## [Requirement]
Show each line of the material below that contains the word "Step".

## [Items stored from a collection]
----
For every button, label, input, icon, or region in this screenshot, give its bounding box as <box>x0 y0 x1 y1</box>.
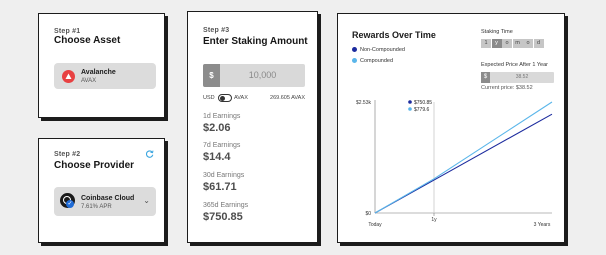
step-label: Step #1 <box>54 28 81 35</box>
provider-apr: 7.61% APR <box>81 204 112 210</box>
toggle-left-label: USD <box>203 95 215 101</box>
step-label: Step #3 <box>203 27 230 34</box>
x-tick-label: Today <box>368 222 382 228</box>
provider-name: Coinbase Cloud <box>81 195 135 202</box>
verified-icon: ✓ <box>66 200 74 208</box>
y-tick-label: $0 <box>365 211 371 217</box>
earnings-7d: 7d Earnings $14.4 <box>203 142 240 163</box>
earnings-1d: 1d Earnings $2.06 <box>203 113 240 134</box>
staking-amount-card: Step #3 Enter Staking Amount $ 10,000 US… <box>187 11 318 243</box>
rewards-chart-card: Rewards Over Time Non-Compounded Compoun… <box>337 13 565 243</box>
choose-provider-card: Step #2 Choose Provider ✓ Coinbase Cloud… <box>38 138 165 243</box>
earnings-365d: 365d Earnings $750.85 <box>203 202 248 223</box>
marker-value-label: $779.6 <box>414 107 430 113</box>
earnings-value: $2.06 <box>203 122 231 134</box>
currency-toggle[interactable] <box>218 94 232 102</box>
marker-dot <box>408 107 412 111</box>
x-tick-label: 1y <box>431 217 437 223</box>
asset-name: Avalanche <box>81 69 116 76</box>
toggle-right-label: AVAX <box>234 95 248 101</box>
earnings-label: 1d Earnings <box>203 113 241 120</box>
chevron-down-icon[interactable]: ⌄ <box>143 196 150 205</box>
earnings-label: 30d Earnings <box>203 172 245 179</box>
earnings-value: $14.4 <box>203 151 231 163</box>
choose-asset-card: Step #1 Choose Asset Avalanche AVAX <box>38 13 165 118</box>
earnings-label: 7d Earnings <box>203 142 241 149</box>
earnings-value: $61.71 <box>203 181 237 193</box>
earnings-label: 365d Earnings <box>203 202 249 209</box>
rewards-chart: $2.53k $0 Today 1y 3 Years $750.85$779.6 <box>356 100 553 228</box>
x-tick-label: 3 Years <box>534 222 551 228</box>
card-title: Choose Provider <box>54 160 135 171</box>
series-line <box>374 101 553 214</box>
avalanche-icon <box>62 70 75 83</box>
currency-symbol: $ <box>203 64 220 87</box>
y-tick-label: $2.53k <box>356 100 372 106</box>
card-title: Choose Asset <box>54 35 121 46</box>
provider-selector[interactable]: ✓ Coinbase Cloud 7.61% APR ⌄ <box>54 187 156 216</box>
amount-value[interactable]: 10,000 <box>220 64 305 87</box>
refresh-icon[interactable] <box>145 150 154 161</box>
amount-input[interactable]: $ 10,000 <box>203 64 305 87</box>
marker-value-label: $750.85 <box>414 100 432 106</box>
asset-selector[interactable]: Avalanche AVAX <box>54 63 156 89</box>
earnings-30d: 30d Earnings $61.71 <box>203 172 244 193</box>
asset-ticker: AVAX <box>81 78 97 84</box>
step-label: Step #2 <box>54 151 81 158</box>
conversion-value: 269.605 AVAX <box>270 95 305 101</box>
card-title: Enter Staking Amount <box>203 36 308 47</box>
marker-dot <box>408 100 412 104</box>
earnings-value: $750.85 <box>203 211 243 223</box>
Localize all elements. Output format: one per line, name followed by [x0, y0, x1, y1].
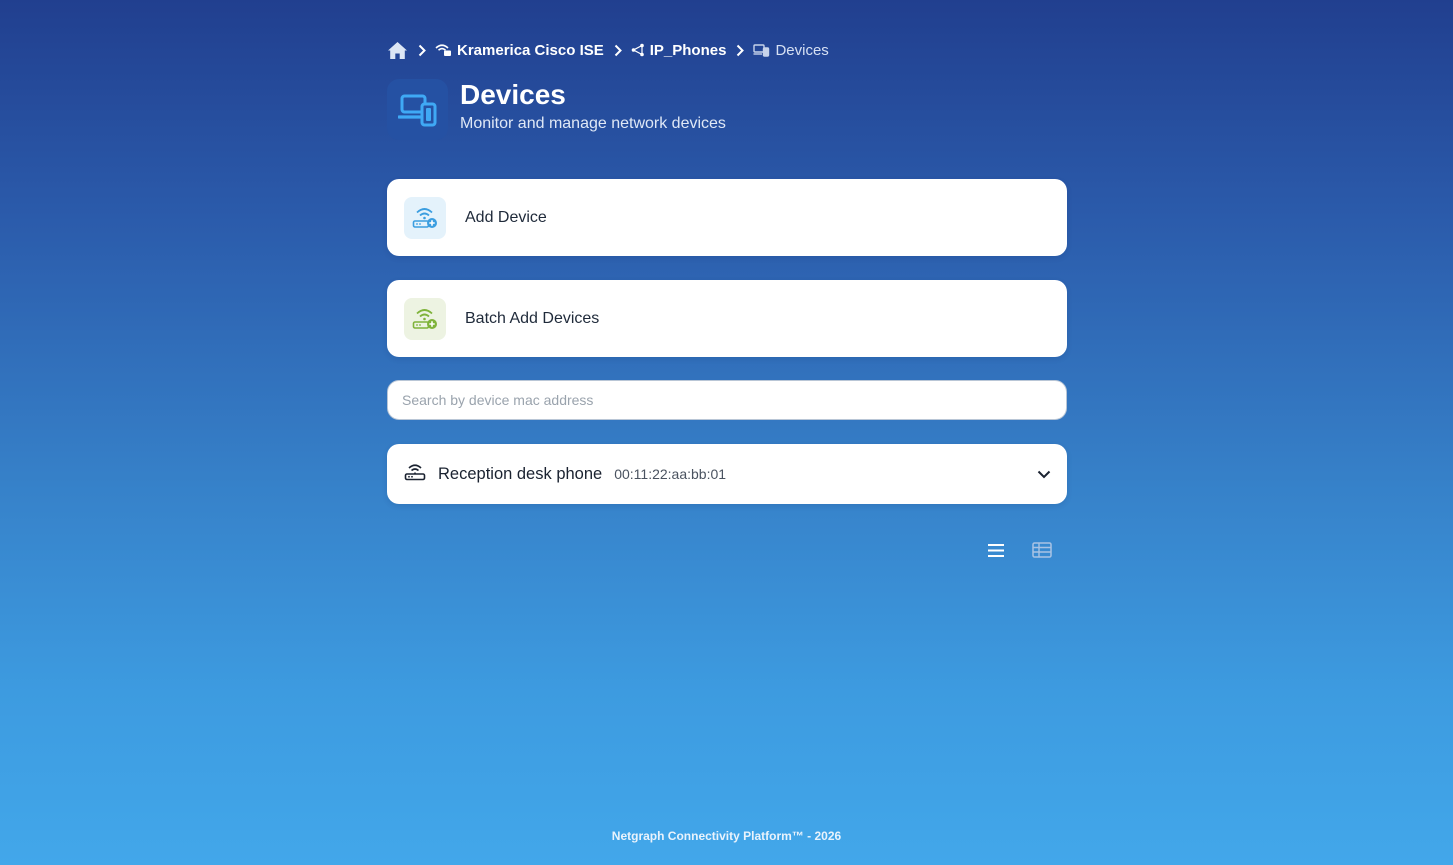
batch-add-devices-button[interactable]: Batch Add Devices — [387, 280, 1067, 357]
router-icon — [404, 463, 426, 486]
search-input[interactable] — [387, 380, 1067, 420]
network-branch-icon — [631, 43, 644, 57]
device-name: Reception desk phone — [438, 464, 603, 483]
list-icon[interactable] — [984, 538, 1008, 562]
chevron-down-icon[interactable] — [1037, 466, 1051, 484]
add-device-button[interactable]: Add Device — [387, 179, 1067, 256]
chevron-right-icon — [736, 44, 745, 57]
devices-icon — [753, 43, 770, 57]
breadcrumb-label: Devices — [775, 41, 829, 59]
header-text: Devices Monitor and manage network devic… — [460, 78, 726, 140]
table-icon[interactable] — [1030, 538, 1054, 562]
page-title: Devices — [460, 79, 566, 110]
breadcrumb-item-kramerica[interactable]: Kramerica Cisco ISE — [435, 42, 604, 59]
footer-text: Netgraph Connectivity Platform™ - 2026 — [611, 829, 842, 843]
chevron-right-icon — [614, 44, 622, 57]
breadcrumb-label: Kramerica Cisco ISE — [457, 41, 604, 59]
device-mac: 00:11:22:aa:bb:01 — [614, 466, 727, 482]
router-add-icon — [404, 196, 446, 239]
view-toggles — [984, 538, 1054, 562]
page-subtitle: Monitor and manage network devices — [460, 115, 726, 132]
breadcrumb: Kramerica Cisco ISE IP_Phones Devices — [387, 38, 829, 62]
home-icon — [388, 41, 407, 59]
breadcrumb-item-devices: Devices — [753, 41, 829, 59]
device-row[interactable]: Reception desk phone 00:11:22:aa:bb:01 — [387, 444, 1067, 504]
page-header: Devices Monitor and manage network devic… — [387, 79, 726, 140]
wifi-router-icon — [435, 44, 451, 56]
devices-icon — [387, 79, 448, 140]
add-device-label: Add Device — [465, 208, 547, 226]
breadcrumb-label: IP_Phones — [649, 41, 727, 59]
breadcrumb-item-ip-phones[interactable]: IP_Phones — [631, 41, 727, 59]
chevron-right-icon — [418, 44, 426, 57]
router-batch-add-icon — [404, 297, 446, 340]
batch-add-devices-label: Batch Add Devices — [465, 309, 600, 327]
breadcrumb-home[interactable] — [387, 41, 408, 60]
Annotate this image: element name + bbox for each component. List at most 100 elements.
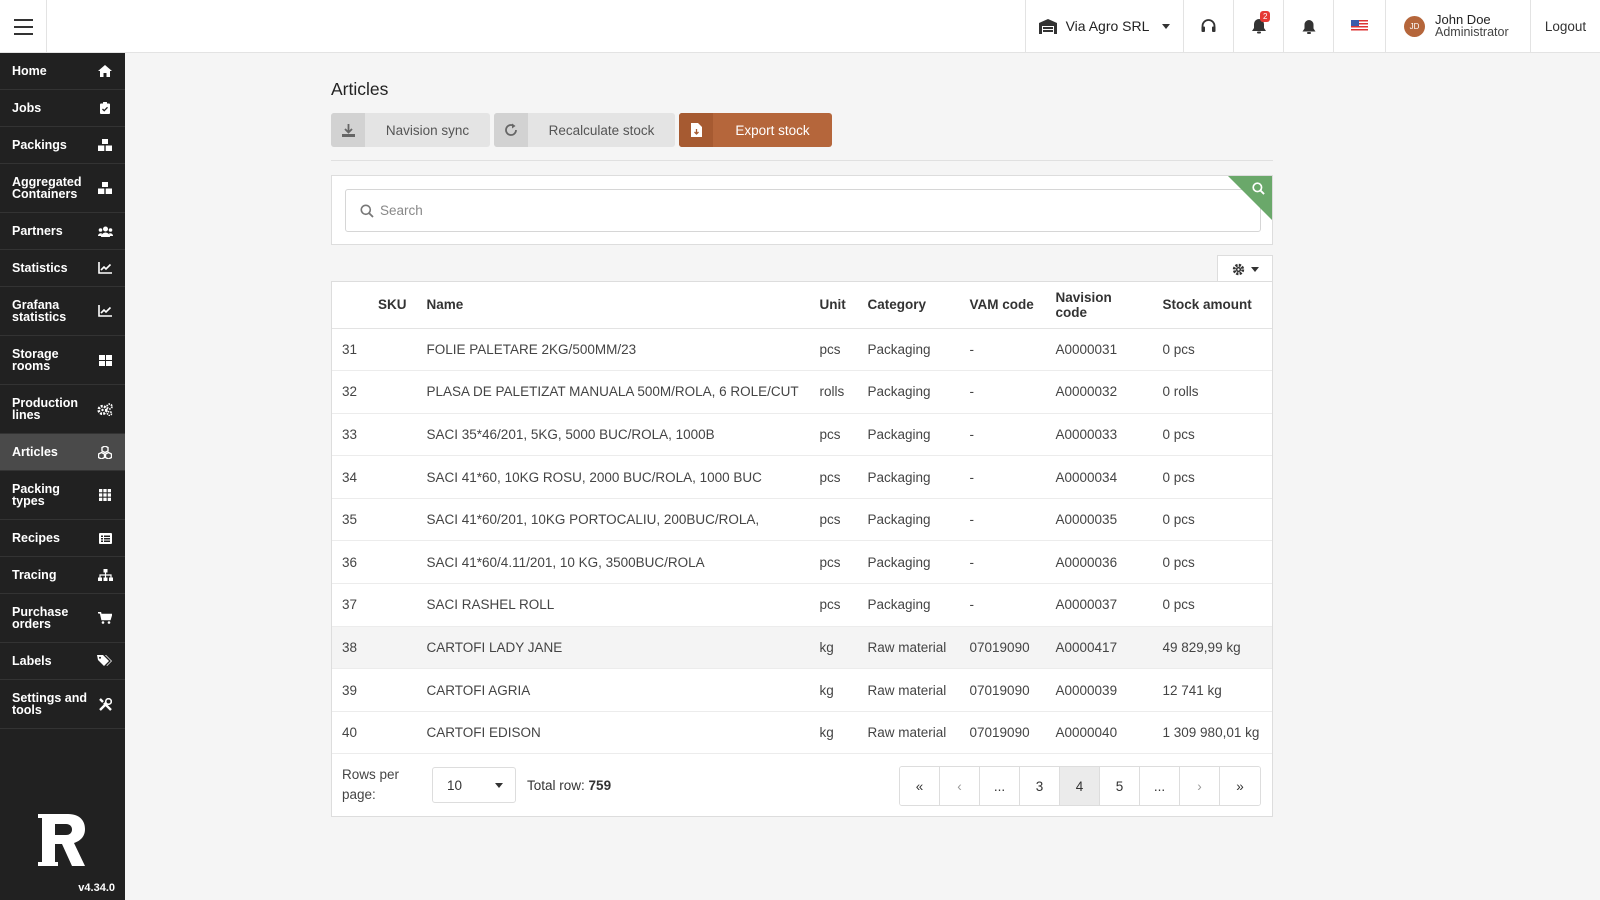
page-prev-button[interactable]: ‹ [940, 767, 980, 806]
----
## [Task answer]
step-label: Step #1 <box>54 28 81 35</box>
step-label: Step #3 <box>203 27 230 34</box>
staking-amount-card: Step #3 Enter Staking Amount $ 10,000 US… <box>187 11 318 243</box>
choose-provider-card: Step #2 Choose Provider ✓ Coinbase Cloud… <box>38 138 165 243</box>
choose-asset-card: Step #1 Choose Asset Avalanche AVAX <box>38 13 165 118</box>
step-label: Step #2 <box>54 151 81 158</box>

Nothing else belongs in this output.